Task instructions: Please transcribe the data below exactly. Leave the pictures out.

[Dataset rows]
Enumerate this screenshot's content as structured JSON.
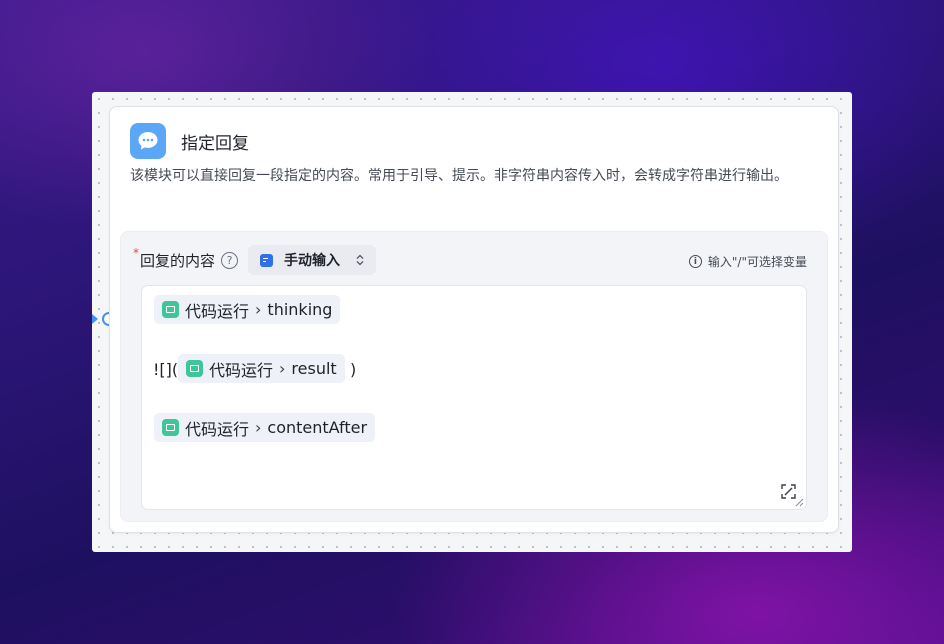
{
  "node": {
    "title": "指定回复",
    "description": "该模块可以直接回复一段指定的内容。常用于引导、提示。非字符串内容传入时，会转成字符串进行输出。",
    "icon": "chat-bubble-icon",
    "icon_color": "#5ba6f6"
  },
  "field": {
    "required_mark": "*",
    "label": "回复的内容",
    "help_icon": "?",
    "mode": {
      "selected": "手动输入",
      "icon": "text-input-icon"
    },
    "hint": "输入\"/\"可选择变量"
  },
  "editor": {
    "line1": {
      "source": "代码运行",
      "separator": "›",
      "variable": "thinking"
    },
    "line2": {
      "prefix": "![](",
      "source": "代码运行",
      "separator": "›",
      "variable": "result",
      "suffix": ")"
    },
    "line3": {
      "source": "代码运行",
      "separator": "›",
      "variable": "contentAfter"
    }
  },
  "colors": {
    "accent": "#4a8ff2",
    "variable_chip_icon": "#3fc59a",
    "required": "#e5484d"
  }
}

Worked answer:
Enumerate this screenshot's content as structured JSON.
{
  "node": {
    "title": "指定回复",
    "description": "该模块可以直接回复一段指定的内容。常用于引导、提示。非字符串内容传入时，会转成字符串进行输出。",
    "icon": "chat-bubble-icon",
    "icon_color": "#5ba6f6"
  },
  "field": {
    "required_mark": "*",
    "label": "回复的内容",
    "help_icon": "?",
    "mode": {
      "selected": "手动输入",
      "icon": "text-input-icon"
    },
    "hint": "输入\"/\"可选择变量"
  },
  "editor": {
    "line1": {
      "source": "代码运行",
      "separator": "›",
      "variable": "thinking"
    },
    "line2": {
      "prefix": "![](",
      "source": "代码运行",
      "separator": "›",
      "variable": "result",
      "suffix": ")"
    },
    "line3": {
      "source": "代码运行",
      "separator": "›",
      "variable": "contentAfter"
    }
  },
  "colors": {
    "accent": "#4a8ff2",
    "variable_chip_icon": "#3fc59a",
    "required": "#e5484d"
  }
}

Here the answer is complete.